▸ **The exercise**: Repeat the listing word for word. No pictures belong in the copy.

▸ **Available records**:

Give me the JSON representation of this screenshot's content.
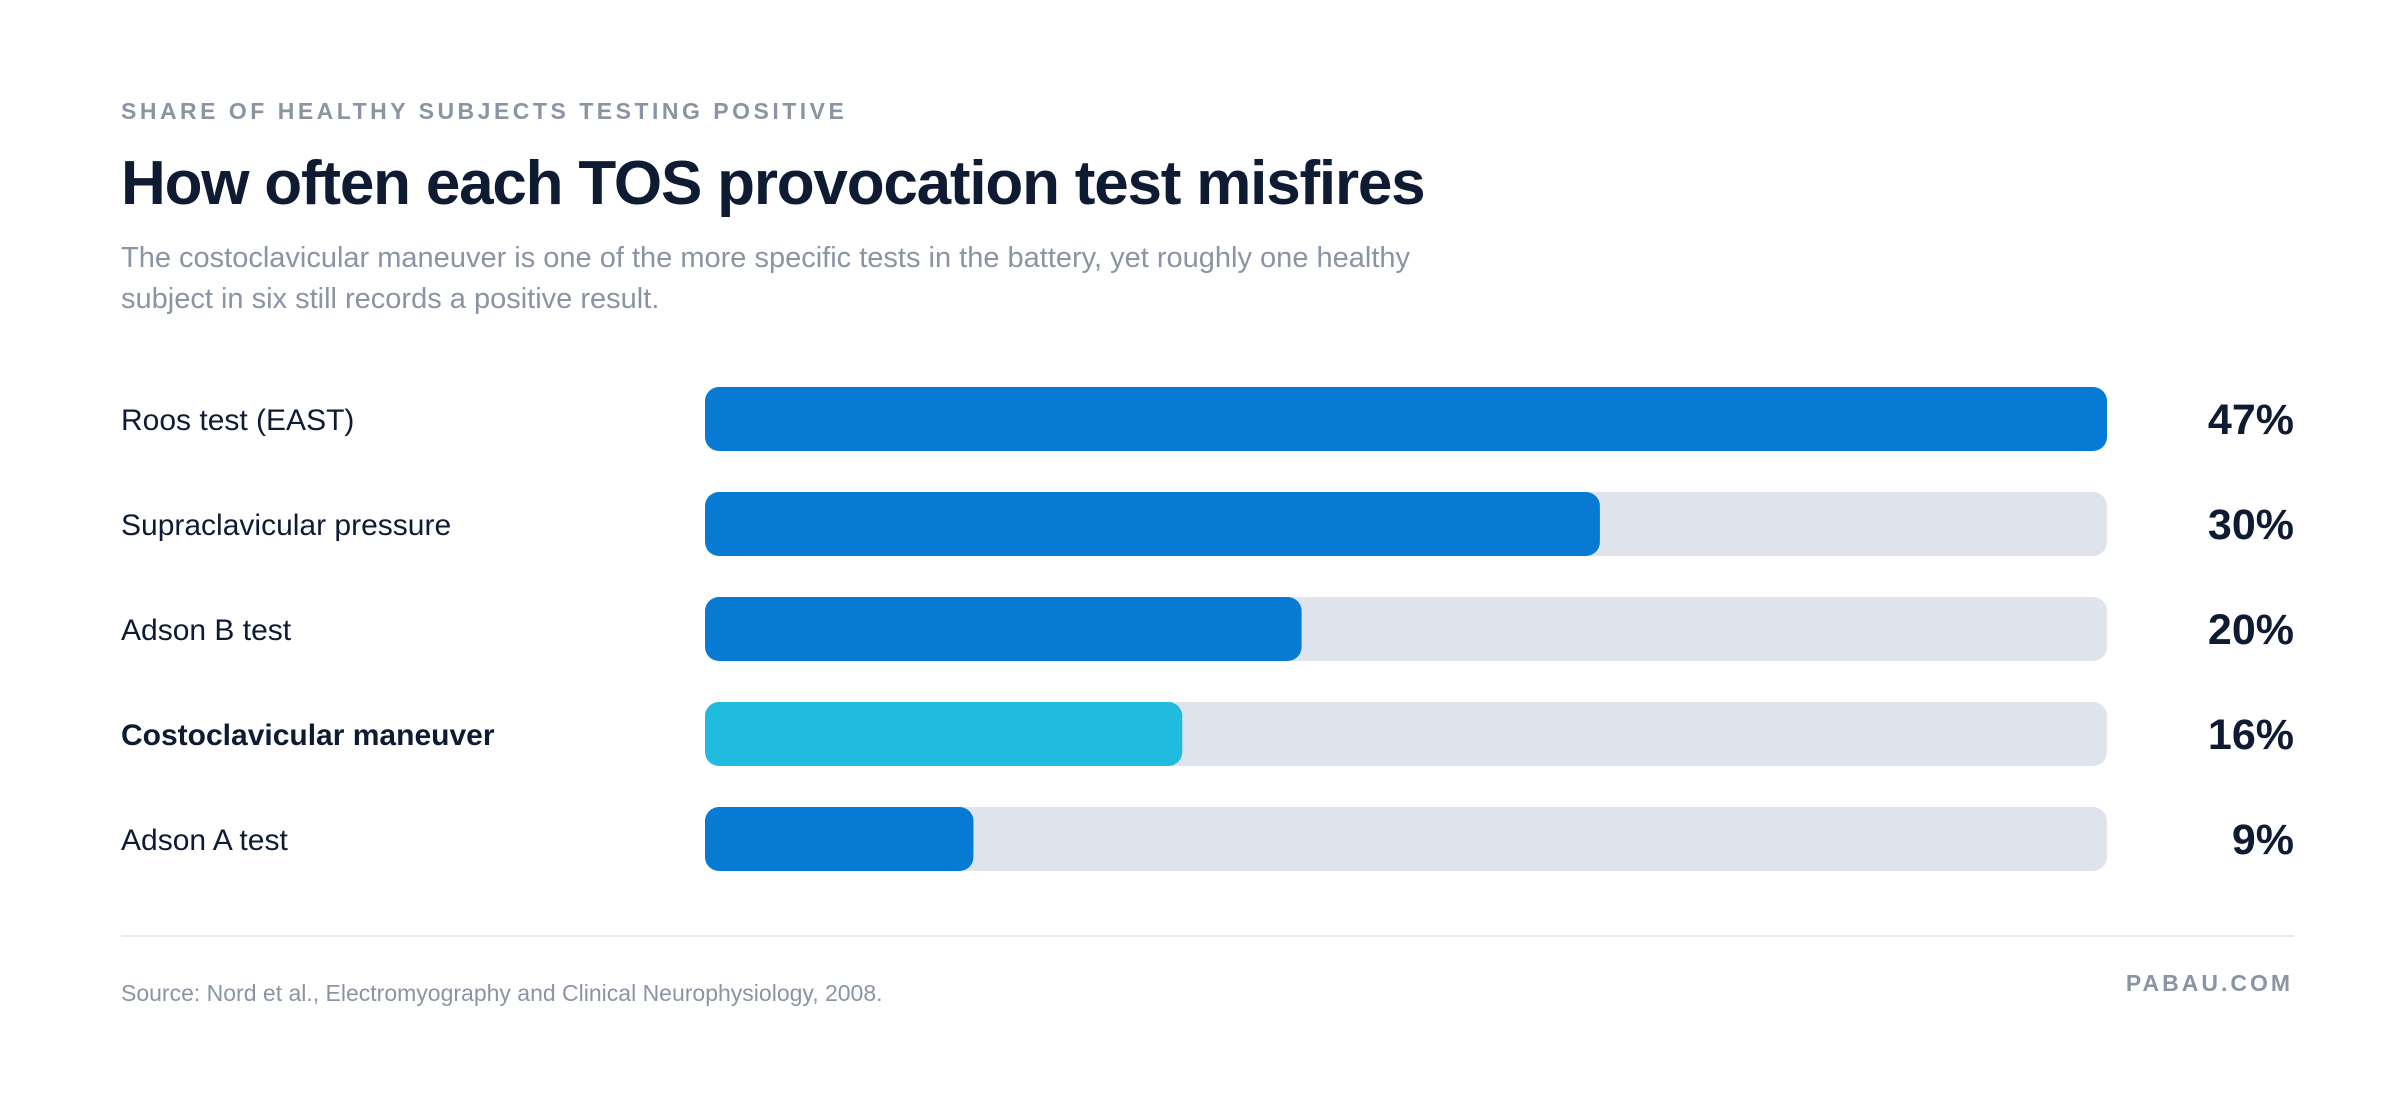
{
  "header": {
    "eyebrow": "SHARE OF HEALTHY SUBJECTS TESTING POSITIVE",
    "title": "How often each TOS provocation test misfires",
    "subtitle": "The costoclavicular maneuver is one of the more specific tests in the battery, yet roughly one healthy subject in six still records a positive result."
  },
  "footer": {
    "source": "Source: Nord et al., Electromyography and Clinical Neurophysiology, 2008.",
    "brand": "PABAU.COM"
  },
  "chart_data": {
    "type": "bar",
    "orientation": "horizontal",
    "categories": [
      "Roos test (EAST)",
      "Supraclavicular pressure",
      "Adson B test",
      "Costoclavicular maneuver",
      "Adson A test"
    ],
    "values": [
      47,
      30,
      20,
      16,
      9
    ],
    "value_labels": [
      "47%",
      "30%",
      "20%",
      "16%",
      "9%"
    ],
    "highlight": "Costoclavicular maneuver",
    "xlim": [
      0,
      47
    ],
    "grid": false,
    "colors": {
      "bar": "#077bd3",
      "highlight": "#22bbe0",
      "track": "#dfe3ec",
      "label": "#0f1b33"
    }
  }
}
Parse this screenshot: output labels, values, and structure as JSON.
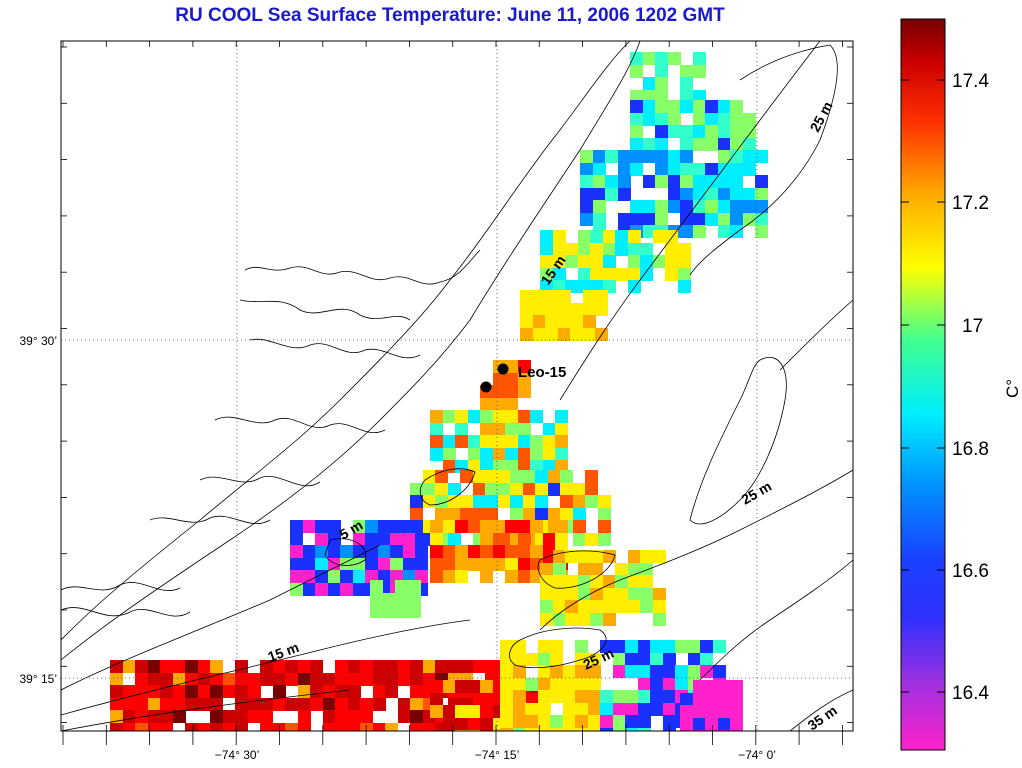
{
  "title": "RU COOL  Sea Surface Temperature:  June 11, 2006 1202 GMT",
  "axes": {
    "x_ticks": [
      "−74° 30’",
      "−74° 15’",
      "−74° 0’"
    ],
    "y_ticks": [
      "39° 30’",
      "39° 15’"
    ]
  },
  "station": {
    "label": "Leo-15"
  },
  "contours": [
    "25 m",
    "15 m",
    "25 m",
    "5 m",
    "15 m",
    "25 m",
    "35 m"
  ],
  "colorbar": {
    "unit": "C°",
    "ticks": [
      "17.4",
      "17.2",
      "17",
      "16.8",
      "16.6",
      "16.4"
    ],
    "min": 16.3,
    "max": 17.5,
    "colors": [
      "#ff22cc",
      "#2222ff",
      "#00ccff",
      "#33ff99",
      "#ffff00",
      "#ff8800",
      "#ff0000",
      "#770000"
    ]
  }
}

▸ **Exercise solution**:
Give me the JSON representation of this screenshot's content.
{
  "header": {
    "eyebrow": "SHARE OF HEALTHY SUBJECTS TESTING POSITIVE",
    "title": "How often each TOS provocation test misfires",
    "subtitle": "The costoclavicular maneuver is one of the more specific tests in the battery, yet roughly one healthy subject in six still records a positive result."
  },
  "footer": {
    "source": "Source: Nord et al., Electromyography and Clinical Neurophysiology, 2008.",
    "brand": "PABAU.COM"
  },
  "chart_data": {
    "type": "bar",
    "orientation": "horizontal",
    "categories": [
      "Roos test (EAST)",
      "Supraclavicular pressure",
      "Adson B test",
      "Costoclavicular maneuver",
      "Adson A test"
    ],
    "values": [
      47,
      30,
      20,
      16,
      9
    ],
    "value_labels": [
      "47%",
      "30%",
      "20%",
      "16%",
      "9%"
    ],
    "highlight": "Costoclavicular maneuver",
    "xlim": [
      0,
      47
    ],
    "grid": false,
    "colors": {
      "bar": "#077bd3",
      "highlight": "#22bbe0",
      "track": "#dfe3ec",
      "label": "#0f1b33"
    }
  }
}
Parse this screenshot: output labels, values, and structure as JSON.
{
  "title": "RU COOL  Sea Surface Temperature:  June 11, 2006 1202 GMT",
  "axes": {
    "x_ticks": [
      "−74° 30’",
      "−74° 15’",
      "−74° 0’"
    ],
    "y_ticks": [
      "39° 30’",
      "39° 15’"
    ]
  },
  "station": {
    "label": "Leo-15"
  },
  "contours": [
    "25 m",
    "15 m",
    "25 m",
    "5 m",
    "15 m",
    "25 m",
    "35 m"
  ],
  "colorbar": {
    "unit": "C°",
    "ticks": [
      "17.4",
      "17.2",
      "17",
      "16.8",
      "16.6",
      "16.4"
    ],
    "min": 16.3,
    "max": 17.5,
    "colors": [
      "#ff22cc",
      "#2222ff",
      "#00ccff",
      "#33ff99",
      "#ffff00",
      "#ff8800",
      "#ff0000",
      "#770000"
    ]
  }
}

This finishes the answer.